Supplied records>

- - - -

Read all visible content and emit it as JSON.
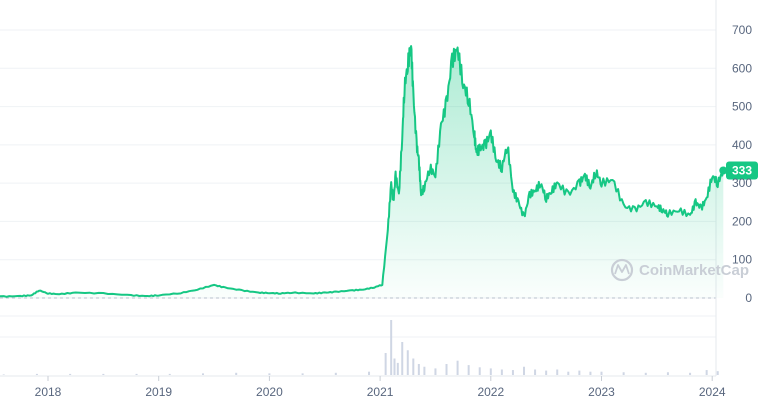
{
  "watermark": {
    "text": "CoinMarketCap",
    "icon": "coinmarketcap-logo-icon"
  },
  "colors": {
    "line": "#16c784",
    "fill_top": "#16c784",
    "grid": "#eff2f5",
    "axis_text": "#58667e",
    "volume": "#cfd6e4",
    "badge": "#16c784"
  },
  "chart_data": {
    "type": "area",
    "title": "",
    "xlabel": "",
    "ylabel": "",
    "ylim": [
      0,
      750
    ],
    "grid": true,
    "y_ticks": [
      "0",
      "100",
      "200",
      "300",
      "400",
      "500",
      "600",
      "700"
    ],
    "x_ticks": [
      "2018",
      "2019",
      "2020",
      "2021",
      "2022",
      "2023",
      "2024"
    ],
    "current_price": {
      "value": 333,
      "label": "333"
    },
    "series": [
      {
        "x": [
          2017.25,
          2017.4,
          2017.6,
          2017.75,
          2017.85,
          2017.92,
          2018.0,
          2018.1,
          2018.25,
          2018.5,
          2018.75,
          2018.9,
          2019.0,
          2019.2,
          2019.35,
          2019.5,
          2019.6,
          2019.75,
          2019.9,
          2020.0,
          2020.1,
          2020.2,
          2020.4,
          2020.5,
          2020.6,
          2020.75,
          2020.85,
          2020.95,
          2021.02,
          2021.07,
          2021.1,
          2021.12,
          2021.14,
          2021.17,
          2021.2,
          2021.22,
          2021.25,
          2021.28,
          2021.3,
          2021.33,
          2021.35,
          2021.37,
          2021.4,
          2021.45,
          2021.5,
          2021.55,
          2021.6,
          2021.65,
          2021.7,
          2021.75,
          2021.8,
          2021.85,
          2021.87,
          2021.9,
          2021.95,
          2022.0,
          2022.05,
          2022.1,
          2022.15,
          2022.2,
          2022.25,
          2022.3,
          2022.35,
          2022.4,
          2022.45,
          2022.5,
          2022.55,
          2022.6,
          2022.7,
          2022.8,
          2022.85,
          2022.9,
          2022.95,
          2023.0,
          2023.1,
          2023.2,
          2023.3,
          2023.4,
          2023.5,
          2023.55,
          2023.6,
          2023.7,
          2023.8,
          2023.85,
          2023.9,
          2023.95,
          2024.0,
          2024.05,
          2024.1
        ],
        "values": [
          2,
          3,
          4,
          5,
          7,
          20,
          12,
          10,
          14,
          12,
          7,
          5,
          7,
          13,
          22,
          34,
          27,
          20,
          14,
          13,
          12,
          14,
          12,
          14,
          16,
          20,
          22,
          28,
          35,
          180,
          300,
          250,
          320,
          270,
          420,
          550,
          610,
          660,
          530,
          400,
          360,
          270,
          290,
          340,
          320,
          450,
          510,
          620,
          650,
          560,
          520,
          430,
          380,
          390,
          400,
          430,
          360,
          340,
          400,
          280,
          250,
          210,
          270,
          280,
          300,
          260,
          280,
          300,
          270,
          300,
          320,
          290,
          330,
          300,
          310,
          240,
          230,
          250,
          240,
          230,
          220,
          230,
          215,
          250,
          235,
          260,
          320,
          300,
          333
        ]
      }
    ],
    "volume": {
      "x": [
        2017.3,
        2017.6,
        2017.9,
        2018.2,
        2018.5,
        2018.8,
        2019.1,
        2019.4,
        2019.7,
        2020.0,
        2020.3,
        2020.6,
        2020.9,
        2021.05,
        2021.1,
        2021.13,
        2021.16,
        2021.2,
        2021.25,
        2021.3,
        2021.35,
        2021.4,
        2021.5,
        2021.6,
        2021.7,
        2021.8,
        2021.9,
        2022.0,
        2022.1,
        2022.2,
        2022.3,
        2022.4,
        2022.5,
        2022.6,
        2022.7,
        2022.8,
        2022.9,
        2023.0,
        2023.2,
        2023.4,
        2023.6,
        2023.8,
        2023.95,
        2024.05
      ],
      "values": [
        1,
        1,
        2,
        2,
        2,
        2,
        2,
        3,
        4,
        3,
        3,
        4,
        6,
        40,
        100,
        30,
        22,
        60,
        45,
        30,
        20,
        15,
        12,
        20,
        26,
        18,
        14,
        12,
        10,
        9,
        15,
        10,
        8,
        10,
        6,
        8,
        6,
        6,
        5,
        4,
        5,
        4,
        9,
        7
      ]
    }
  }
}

- - - -

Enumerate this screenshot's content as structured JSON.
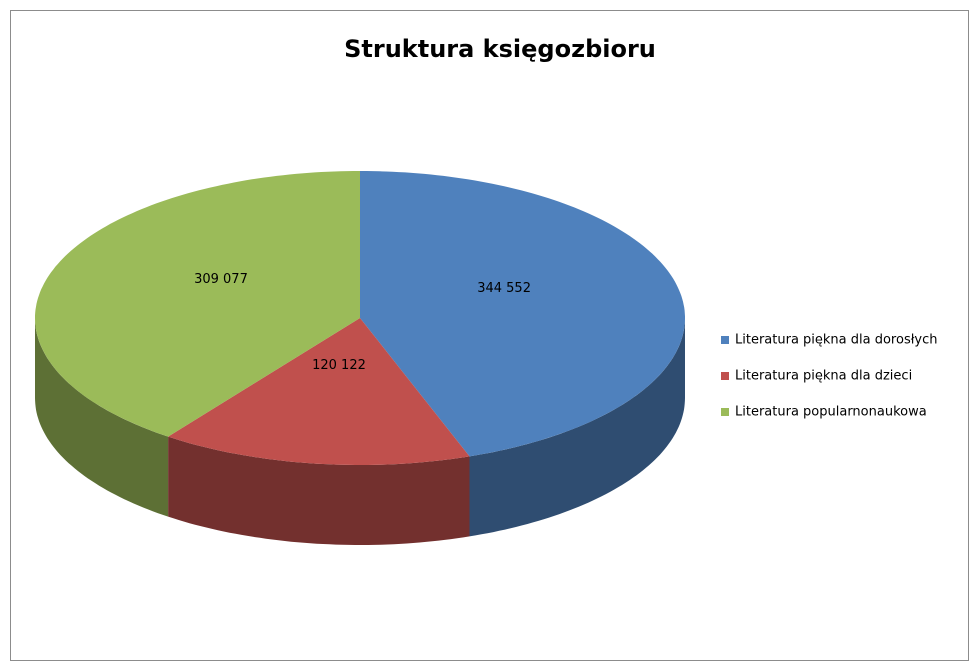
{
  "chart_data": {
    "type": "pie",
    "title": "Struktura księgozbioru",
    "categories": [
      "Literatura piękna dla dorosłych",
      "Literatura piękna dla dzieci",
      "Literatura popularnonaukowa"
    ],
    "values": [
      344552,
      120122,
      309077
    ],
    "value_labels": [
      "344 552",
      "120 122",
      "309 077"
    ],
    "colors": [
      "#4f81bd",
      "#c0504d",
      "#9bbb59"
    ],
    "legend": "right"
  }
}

- - - -

Task> In the records above, locate every line with the string "piękna" and copy it.

Solved problem>
      "Literatura piękna dla dorosłych",
      "Literatura piękna dla dzieci",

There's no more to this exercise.